*Written task*:
Write out every entry word for word.

......

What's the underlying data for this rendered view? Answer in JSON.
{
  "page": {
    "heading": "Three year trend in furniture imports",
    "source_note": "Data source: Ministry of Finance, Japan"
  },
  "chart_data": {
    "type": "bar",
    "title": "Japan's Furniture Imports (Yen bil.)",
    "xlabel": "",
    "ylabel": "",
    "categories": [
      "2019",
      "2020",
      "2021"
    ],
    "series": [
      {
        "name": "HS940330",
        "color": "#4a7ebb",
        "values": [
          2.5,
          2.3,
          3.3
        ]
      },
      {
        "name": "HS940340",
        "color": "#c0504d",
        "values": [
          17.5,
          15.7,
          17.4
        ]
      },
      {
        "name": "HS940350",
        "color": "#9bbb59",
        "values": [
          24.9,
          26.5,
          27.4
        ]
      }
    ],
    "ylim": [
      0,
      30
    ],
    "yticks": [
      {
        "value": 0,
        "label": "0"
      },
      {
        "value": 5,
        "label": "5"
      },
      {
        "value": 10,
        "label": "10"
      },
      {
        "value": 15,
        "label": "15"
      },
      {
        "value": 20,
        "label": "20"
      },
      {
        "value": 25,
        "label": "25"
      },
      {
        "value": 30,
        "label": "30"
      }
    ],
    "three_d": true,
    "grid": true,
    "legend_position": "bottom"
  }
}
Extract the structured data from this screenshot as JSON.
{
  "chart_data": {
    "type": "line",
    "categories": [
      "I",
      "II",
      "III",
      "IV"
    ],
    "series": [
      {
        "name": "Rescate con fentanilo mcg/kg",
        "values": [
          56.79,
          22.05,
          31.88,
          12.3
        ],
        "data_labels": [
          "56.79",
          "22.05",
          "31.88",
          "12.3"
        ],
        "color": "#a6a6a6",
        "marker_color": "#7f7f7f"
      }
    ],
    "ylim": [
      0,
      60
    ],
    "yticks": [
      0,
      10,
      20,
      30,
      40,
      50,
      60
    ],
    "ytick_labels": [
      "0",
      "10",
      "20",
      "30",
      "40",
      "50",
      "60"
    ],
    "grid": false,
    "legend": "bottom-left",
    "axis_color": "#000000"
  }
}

......

*Response to this task*:
What's the underlying data for this rendered view? Answer in JSON.
{
  "page": {
    "heading": "Three year trend in furniture imports",
    "source_note": "Data source: Ministry of Finance, Japan"
  },
  "chart_data": {
    "type": "bar",
    "title": "Japan's Furniture Imports (Yen bil.)",
    "xlabel": "",
    "ylabel": "",
    "categories": [
      "2019",
      "2020",
      "2021"
    ],
    "series": [
      {
        "name": "HS940330",
        "color": "#4a7ebb",
        "values": [
          2.5,
          2.3,
          3.3
        ]
      },
      {
        "name": "HS940340",
        "color": "#c0504d",
        "values": [
          17.5,
          15.7,
          17.4
        ]
      },
      {
        "name": "HS940350",
        "color": "#9bbb59",
        "values": [
          24.9,
          26.5,
          27.4
        ]
      }
    ],
    "ylim": [
      0,
      30
    ],
    "yticks": [
      {
        "value": 0,
        "label": "0"
      },
      {
        "value": 5,
        "label": "5"
      },
      {
        "value": 10,
        "label": "10"
      },
      {
        "value": 15,
        "label": "15"
      },
      {
        "value": 20,
        "label": "20"
      },
      {
        "value": 25,
        "label": "25"
      },
      {
        "value": 30,
        "label": "30"
      }
    ],
    "three_d": true,
    "grid": true,
    "legend_position": "bottom"
  }
}
Extract the structured data from this screenshot as JSON.
{
  "chart_data": {
    "type": "line",
    "categories": [
      "I",
      "II",
      "III",
      "IV"
    ],
    "series": [
      {
        "name": "Rescate con fentanilo mcg/kg",
        "values": [
          56.79,
          22.05,
          31.88,
          12.3
        ],
        "data_labels": [
          "56.79",
          "22.05",
          "31.88",
          "12.3"
        ],
        "color": "#a6a6a6",
        "marker_color": "#7f7f7f"
      }
    ],
    "ylim": [
      0,
      60
    ],
    "yticks": [
      0,
      10,
      20,
      30,
      40,
      50,
      60
    ],
    "ytick_labels": [
      "0",
      "10",
      "20",
      "30",
      "40",
      "50",
      "60"
    ],
    "grid": false,
    "legend": "bottom-left",
    "axis_color": "#000000"
  }
}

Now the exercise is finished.